Dataset records:
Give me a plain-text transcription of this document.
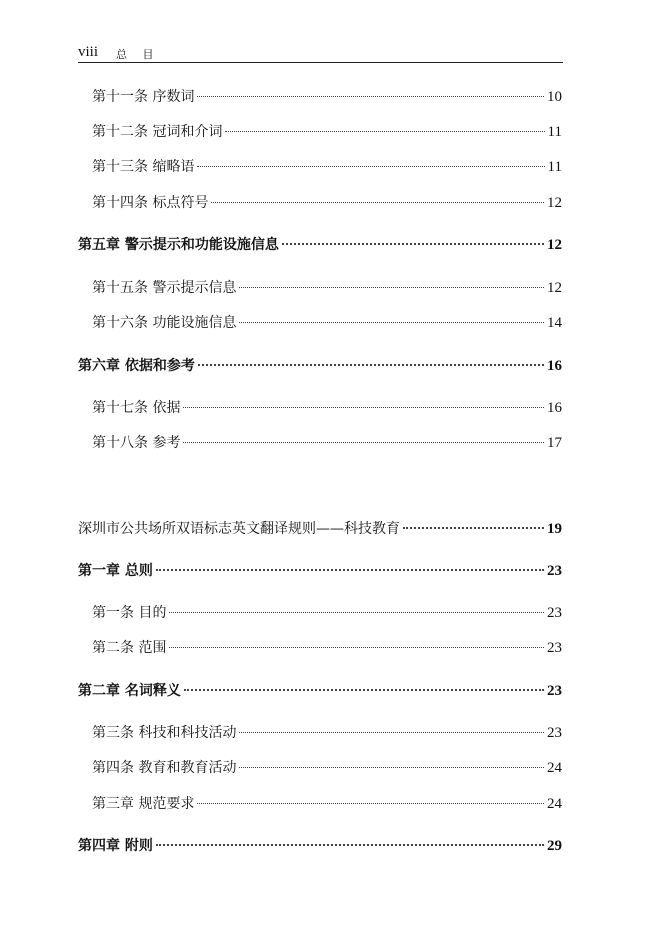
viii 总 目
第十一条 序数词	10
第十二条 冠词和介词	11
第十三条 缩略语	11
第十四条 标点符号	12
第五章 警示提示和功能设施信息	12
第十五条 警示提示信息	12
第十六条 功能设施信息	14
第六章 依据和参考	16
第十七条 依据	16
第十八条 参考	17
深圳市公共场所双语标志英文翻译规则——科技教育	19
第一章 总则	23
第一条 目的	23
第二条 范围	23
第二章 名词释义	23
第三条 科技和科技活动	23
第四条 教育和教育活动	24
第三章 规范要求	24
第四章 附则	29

EXERCISE TASK.
Copy the listing exactly. Any image in it stays out of the copy.

TASK RESPONSE.
Give me a plain-text transcription of this document.
viii 总 目
第十一条 序数词	10
第十二条 冠词和介词	11
第十三条 缩略语	11
第十四条 标点符号	12
第五章 警示提示和功能设施信息	12
第十五条 警示提示信息	12
第十六条 功能设施信息	14
第六章 依据和参考	16
第十七条 依据	16
第十八条 参考	17
深圳市公共场所双语标志英文翻译规则——科技教育	19
第一章 总则	23
第一条 目的	23
第二条 范围	23
第二章 名词释义	23
第三条 科技和科技活动	23
第四条 教育和教育活动	24
第三章 规范要求	24
第四章 附则	29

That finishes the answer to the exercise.